Stated task: Which lines in the records below contain the word "Name"? Copy each of them.

========================================

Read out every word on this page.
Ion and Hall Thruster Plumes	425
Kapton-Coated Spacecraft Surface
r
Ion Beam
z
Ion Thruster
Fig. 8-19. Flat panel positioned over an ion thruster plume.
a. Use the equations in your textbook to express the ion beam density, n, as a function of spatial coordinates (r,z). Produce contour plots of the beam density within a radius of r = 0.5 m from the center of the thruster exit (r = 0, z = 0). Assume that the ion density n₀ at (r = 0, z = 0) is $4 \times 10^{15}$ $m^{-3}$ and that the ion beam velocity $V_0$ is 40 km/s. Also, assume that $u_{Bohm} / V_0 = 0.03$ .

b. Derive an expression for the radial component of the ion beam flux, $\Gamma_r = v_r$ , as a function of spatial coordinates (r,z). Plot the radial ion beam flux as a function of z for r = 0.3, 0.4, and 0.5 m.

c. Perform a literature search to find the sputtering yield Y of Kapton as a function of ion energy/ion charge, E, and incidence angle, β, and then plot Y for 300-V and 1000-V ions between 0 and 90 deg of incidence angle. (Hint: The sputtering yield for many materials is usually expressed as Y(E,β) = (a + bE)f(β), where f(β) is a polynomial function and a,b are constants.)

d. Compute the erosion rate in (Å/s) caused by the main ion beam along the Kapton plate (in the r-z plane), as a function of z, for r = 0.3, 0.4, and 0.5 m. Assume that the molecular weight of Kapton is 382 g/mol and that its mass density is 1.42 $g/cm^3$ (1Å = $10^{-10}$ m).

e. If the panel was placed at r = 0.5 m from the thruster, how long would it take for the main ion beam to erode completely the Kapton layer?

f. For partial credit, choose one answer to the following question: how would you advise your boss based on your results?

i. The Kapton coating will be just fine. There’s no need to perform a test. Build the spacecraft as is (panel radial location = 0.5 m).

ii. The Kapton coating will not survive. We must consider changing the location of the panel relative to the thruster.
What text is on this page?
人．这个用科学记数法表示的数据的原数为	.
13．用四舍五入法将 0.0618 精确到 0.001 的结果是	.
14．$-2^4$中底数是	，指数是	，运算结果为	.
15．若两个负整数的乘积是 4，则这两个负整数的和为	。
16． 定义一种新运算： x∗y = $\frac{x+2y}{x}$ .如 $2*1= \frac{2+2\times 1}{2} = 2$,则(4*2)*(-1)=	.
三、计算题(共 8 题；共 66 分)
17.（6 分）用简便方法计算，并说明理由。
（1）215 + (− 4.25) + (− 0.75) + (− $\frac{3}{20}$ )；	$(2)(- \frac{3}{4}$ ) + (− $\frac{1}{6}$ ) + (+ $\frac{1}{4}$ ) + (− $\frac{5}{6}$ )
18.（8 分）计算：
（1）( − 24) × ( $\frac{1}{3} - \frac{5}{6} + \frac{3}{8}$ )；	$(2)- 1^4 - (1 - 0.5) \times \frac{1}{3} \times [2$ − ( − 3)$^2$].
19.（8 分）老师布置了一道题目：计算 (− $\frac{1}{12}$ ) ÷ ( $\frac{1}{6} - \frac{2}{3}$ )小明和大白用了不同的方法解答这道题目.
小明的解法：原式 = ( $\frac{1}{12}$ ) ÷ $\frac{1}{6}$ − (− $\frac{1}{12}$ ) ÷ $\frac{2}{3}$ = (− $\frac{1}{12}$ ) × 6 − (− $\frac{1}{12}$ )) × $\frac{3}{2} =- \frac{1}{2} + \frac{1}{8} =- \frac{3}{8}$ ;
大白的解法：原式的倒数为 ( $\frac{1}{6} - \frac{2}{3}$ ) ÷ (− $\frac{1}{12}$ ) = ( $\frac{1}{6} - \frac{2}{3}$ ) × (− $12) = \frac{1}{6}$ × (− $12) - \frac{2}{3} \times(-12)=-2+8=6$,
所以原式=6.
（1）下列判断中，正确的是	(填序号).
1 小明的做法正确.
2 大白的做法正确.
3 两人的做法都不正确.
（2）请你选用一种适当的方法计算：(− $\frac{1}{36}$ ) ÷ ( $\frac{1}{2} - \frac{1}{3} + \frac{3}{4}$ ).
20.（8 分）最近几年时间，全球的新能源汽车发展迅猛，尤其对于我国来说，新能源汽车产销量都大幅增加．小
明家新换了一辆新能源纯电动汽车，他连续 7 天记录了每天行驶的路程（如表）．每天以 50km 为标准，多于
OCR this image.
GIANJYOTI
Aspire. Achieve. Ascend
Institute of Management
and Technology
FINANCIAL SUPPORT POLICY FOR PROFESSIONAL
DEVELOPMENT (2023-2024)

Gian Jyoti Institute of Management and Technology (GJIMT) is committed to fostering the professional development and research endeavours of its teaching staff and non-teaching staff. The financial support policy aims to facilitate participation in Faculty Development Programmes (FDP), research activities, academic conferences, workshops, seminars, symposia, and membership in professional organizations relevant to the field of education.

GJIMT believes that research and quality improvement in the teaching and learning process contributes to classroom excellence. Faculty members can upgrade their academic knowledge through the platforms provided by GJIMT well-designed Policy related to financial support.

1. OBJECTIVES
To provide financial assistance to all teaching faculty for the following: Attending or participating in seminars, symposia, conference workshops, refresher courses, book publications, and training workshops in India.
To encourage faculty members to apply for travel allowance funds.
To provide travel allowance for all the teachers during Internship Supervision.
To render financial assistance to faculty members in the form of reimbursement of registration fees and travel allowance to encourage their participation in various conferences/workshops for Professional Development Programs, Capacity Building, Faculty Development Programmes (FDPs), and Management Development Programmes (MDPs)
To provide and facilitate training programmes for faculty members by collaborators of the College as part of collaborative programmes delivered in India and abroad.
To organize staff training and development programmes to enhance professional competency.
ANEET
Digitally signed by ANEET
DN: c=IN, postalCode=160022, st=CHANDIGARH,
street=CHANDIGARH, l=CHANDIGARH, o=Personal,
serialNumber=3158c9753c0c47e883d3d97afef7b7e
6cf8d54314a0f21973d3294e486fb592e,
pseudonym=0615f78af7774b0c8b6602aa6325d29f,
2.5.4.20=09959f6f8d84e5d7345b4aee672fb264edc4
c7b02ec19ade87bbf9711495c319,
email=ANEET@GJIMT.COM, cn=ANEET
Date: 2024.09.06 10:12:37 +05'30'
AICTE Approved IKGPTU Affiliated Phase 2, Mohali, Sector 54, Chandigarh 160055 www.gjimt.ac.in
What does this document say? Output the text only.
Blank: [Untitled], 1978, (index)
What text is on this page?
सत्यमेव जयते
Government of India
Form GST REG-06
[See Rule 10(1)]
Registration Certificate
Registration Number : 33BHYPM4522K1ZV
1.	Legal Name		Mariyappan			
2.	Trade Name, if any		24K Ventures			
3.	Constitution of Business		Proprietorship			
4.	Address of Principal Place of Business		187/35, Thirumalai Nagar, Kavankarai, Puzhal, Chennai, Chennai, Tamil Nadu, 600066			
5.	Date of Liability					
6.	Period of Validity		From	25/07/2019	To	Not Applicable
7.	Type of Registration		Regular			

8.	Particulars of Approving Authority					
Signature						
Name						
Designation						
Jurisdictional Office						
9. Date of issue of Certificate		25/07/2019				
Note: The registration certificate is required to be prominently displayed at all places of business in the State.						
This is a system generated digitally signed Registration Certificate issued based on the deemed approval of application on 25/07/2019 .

========================================

Reply to the task:
1.	Legal Name		Mariyappan			
2.	Trade Name, if any		24K Ventures			
Name						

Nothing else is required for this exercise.